__EXERCISE PROMPT__.
Show all lines from the listing below that contain "ballast".

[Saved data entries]
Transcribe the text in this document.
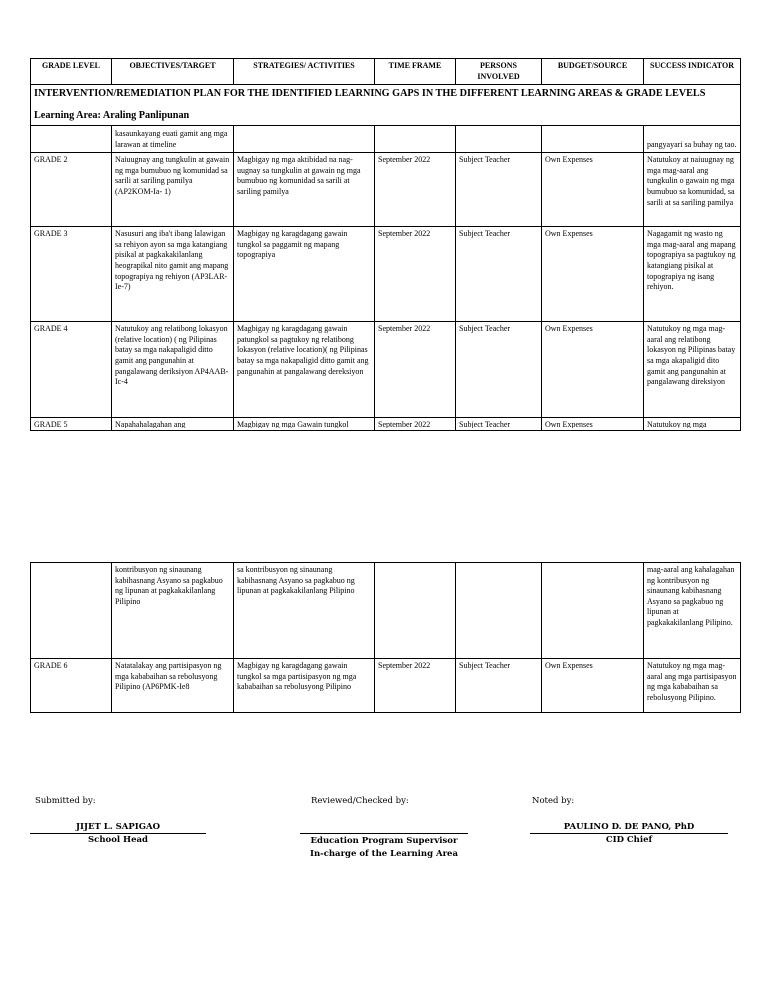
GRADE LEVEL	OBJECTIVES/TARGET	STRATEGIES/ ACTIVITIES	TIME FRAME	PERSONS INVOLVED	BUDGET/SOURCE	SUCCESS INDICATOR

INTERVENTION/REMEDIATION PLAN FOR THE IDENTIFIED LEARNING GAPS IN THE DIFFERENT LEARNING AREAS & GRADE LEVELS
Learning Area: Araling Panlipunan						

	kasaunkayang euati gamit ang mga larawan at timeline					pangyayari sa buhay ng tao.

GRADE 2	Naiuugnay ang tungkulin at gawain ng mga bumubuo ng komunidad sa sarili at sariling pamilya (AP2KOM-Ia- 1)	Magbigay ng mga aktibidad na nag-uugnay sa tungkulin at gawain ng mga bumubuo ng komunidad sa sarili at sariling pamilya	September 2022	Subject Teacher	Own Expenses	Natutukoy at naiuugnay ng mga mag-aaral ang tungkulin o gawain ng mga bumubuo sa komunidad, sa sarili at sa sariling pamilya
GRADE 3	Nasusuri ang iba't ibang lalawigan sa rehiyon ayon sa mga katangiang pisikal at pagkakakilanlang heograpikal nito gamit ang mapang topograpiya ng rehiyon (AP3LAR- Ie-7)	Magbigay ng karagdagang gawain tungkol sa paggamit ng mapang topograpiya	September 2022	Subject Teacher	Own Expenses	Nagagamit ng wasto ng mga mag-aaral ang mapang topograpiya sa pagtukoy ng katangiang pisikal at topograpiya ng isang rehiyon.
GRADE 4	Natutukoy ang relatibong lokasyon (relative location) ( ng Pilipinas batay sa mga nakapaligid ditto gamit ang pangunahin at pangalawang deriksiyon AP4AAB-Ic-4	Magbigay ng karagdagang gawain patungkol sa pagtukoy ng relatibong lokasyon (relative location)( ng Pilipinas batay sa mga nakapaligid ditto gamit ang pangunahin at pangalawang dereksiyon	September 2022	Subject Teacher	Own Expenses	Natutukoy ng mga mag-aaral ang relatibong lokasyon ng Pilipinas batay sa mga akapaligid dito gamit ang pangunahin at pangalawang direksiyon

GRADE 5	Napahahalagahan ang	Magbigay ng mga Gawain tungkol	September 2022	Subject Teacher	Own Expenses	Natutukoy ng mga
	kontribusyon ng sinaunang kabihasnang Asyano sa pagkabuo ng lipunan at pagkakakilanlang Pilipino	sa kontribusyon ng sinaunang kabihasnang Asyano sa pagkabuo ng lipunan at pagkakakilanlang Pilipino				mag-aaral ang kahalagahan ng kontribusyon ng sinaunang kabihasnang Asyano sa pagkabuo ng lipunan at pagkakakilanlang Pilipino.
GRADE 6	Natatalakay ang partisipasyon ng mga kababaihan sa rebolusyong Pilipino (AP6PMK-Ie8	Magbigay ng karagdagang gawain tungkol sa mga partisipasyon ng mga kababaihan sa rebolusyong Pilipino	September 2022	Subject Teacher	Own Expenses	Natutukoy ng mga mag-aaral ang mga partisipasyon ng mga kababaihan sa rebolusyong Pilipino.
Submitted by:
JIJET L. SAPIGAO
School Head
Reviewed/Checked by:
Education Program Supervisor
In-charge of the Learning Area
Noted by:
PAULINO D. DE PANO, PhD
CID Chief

---

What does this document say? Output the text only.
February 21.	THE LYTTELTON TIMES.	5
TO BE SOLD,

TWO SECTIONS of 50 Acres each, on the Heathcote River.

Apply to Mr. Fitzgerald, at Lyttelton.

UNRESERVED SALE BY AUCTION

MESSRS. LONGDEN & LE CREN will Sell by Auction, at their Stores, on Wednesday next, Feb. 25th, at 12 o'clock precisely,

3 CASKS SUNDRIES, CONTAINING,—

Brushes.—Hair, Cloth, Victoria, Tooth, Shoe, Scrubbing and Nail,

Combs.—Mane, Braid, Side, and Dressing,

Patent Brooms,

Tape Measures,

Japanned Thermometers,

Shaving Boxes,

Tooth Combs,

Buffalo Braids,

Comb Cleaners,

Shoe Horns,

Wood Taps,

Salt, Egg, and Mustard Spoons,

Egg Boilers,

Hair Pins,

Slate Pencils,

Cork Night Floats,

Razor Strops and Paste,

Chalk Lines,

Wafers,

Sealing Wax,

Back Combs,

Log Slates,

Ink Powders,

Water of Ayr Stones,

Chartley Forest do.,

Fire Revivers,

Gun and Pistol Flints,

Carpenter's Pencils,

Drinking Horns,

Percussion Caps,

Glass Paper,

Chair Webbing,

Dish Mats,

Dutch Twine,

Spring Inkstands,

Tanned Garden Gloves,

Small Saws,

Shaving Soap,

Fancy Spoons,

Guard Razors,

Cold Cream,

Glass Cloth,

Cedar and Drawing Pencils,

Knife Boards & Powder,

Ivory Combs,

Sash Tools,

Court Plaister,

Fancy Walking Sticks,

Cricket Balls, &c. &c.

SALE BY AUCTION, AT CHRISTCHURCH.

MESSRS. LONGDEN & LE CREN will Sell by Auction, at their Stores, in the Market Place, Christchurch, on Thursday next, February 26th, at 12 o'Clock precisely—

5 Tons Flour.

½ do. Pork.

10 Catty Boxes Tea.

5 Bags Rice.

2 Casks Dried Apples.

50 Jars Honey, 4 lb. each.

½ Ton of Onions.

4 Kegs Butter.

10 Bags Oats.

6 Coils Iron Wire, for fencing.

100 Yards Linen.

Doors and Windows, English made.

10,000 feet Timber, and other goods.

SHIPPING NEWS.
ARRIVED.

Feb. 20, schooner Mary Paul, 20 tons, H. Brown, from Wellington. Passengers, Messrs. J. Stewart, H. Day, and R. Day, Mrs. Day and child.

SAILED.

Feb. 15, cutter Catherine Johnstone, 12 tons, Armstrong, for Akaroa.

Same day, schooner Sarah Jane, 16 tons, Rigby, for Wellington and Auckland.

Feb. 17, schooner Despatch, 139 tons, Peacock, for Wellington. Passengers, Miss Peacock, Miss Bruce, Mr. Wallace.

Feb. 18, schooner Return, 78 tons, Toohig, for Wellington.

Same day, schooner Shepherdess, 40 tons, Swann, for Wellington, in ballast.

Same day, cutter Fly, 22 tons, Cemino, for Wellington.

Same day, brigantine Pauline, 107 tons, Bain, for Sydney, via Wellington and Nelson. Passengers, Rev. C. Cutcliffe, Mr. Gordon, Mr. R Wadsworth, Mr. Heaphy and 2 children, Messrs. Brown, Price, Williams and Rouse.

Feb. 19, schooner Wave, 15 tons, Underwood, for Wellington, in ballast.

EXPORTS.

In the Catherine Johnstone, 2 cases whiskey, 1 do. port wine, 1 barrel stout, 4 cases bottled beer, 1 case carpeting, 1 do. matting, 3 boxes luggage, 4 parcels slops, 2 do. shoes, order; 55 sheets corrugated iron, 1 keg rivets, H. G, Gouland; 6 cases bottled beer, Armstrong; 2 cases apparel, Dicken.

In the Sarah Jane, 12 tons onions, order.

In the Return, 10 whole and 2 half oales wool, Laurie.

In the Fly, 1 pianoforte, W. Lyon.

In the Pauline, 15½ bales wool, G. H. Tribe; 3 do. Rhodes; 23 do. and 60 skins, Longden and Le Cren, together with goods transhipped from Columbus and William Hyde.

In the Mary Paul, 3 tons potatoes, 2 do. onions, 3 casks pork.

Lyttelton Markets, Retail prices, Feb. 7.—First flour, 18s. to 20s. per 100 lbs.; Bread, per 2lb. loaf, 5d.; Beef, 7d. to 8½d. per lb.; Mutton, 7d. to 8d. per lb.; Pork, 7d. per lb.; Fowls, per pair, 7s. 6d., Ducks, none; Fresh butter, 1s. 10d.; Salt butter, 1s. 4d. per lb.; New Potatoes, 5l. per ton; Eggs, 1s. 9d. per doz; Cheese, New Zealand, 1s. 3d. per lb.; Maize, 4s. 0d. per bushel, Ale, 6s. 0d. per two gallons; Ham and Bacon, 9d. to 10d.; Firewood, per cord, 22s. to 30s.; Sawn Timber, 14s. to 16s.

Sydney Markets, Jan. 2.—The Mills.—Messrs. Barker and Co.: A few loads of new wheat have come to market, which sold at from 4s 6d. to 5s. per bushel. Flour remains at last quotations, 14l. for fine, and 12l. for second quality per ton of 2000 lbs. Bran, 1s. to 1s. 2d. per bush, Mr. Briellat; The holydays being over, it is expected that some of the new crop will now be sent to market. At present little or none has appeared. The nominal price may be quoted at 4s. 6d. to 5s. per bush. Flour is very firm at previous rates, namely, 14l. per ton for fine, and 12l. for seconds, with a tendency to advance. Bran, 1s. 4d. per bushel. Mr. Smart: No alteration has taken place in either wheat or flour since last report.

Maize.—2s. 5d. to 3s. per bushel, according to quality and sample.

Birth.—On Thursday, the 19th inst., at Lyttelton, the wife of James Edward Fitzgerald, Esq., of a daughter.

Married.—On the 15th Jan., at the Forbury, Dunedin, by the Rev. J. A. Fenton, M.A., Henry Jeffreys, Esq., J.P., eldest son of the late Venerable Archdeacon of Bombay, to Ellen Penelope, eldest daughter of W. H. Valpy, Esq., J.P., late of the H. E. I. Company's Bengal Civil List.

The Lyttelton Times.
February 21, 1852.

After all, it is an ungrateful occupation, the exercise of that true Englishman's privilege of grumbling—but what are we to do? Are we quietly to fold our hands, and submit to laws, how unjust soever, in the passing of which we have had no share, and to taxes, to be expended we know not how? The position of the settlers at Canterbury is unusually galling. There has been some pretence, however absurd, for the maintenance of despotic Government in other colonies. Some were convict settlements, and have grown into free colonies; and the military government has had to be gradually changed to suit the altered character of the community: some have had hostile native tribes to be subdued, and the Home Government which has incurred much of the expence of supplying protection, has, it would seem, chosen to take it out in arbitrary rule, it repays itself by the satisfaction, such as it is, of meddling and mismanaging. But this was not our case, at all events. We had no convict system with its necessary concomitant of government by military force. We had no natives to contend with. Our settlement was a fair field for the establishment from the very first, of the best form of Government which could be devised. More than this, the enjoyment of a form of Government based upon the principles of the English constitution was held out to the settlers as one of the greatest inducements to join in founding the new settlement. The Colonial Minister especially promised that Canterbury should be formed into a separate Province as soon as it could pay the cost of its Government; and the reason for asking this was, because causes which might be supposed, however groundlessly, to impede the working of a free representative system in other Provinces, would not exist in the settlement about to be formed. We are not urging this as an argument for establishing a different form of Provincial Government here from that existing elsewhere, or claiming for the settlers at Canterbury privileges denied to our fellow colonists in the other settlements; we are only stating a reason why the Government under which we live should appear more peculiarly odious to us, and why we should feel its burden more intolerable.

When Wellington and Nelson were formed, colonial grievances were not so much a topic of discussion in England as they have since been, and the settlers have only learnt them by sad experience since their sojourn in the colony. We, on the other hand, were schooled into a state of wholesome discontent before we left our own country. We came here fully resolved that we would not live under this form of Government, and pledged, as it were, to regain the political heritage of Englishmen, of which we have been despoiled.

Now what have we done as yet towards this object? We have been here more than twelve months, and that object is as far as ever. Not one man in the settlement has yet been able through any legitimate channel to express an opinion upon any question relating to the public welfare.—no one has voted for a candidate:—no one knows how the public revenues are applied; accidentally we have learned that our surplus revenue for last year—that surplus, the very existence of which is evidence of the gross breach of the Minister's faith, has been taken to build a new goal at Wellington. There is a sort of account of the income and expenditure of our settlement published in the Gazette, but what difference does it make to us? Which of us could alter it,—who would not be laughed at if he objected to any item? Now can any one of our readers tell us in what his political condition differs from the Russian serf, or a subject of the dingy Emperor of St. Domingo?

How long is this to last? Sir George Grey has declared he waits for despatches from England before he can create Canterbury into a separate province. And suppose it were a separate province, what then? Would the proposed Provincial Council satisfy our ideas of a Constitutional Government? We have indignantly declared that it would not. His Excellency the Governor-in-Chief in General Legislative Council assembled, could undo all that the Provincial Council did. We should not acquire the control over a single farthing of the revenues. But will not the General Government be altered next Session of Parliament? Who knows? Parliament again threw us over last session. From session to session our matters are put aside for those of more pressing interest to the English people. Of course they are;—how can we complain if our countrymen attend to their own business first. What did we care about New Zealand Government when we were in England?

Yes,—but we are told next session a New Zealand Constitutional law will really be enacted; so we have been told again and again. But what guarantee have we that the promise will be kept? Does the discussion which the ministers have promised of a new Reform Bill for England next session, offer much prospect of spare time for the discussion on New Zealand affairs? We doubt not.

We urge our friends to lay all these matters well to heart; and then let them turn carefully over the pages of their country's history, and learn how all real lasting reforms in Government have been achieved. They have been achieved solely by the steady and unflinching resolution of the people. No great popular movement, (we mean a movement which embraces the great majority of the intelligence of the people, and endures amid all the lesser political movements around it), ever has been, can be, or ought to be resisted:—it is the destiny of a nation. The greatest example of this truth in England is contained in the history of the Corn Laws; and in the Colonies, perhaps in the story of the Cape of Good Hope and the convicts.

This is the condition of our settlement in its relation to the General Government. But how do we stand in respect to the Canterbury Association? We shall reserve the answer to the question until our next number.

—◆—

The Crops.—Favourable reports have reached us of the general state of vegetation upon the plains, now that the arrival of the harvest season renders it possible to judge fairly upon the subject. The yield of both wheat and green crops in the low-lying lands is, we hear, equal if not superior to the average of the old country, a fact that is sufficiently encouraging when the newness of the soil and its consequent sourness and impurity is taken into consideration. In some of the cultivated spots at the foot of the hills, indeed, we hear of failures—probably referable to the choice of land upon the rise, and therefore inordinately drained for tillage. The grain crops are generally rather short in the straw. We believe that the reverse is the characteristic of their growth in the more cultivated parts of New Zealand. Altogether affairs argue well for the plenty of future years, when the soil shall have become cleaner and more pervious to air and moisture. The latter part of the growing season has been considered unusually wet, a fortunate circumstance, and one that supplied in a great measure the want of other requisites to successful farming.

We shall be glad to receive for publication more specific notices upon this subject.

--

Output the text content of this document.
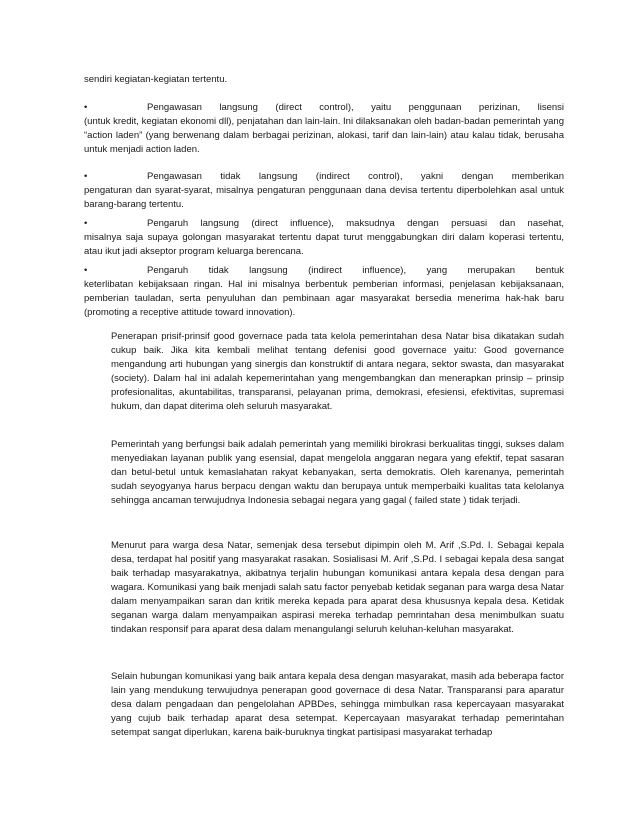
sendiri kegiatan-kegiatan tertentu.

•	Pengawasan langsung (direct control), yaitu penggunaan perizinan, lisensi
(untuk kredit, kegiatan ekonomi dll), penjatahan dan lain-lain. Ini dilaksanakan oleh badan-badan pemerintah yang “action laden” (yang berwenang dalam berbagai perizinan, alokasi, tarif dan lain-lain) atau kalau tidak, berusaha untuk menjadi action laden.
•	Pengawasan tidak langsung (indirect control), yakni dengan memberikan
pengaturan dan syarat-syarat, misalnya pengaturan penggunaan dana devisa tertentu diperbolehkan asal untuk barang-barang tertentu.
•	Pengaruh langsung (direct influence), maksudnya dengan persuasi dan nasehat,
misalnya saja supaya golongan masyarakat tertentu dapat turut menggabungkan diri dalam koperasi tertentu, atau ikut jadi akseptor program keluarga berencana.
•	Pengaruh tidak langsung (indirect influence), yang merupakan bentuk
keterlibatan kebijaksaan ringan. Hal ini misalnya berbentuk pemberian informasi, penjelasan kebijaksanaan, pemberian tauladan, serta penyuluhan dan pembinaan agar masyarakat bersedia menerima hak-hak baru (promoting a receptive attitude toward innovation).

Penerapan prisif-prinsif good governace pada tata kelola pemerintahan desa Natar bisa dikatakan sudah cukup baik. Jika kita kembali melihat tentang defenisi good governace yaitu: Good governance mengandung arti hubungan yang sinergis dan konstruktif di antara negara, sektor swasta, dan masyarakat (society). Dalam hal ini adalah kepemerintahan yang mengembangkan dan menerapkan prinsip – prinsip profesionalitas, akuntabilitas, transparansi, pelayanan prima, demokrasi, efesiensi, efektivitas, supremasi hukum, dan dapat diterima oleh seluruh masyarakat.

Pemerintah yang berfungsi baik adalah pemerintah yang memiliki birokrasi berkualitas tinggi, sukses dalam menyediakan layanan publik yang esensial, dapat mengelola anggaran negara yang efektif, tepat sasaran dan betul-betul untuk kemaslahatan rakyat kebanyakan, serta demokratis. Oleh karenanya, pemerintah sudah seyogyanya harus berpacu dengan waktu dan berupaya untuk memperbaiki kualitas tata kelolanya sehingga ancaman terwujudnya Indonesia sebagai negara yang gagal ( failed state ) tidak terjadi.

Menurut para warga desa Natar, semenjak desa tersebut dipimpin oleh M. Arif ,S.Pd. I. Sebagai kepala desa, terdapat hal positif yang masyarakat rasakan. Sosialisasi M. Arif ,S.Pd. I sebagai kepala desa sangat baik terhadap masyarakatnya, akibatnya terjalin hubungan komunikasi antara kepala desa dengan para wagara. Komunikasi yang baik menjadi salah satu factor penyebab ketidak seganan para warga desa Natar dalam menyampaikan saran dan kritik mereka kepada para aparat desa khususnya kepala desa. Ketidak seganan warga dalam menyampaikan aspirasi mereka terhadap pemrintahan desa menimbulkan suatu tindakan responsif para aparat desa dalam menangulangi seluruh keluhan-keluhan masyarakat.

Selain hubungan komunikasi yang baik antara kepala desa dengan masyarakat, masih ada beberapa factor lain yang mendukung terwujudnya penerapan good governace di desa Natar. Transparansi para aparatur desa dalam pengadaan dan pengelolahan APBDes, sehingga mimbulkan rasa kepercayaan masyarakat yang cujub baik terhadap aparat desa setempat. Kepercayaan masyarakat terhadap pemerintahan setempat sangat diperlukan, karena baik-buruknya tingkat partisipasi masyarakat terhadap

__RESULT FOR THIS TASK__.
Same day, schooner Shepherdess, 40 tons, Swann, for Wellington, in ballast.
Feb. 19, schooner Wave, 15 tons, Underwood, for Wellington, in ballast.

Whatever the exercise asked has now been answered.